Exercise description →
In the entries below, find every line with "sont" and copy it.

The data →
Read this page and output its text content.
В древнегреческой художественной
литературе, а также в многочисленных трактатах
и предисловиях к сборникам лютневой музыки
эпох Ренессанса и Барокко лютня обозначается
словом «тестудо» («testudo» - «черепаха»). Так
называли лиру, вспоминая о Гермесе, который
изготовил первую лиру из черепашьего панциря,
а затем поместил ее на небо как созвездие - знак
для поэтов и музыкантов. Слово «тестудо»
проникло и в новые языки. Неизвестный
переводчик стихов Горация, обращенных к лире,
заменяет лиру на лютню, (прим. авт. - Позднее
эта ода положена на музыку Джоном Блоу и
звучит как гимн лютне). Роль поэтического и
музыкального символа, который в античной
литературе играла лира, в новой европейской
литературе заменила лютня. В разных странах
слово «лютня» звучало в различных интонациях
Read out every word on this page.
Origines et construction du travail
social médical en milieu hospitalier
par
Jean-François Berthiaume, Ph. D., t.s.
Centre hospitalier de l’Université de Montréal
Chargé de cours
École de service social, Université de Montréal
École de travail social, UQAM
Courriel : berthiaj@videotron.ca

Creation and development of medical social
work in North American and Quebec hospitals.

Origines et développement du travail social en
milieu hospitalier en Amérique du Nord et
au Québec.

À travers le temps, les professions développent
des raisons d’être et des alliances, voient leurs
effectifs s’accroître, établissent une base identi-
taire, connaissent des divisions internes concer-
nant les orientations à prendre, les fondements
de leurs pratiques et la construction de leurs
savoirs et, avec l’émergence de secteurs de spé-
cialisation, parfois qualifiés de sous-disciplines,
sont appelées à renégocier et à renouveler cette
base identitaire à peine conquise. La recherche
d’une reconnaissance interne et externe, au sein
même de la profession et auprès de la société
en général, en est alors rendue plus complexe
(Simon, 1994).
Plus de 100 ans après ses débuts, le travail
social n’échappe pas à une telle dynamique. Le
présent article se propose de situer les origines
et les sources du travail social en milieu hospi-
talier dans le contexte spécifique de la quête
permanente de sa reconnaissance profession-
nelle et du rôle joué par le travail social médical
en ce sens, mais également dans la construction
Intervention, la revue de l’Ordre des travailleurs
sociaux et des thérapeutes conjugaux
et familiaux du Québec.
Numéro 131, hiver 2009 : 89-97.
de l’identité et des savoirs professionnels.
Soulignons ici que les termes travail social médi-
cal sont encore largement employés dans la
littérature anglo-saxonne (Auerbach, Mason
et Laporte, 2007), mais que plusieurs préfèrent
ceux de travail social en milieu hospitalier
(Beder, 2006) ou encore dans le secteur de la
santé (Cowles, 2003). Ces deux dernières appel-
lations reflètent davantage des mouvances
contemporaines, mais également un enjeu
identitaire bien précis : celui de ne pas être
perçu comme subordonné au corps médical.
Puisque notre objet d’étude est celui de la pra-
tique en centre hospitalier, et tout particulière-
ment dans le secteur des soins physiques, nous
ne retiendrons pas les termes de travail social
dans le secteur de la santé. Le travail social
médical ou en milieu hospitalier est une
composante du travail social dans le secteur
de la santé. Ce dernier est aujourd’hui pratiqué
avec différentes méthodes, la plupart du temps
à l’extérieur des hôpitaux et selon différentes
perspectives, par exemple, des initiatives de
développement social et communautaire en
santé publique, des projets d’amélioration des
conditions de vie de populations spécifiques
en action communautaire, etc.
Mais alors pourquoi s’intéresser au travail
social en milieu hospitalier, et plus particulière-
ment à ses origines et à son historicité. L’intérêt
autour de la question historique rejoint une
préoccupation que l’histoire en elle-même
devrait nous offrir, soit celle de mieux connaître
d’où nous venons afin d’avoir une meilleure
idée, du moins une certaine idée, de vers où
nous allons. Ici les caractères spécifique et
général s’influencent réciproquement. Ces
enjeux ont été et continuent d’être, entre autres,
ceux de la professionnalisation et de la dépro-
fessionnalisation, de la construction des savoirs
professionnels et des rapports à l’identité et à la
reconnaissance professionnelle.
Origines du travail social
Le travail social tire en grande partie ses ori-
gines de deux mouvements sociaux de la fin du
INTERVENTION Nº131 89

Written solution →
sont appelées à renégocier et à renouveler cette
cal sont encore largement employés dans la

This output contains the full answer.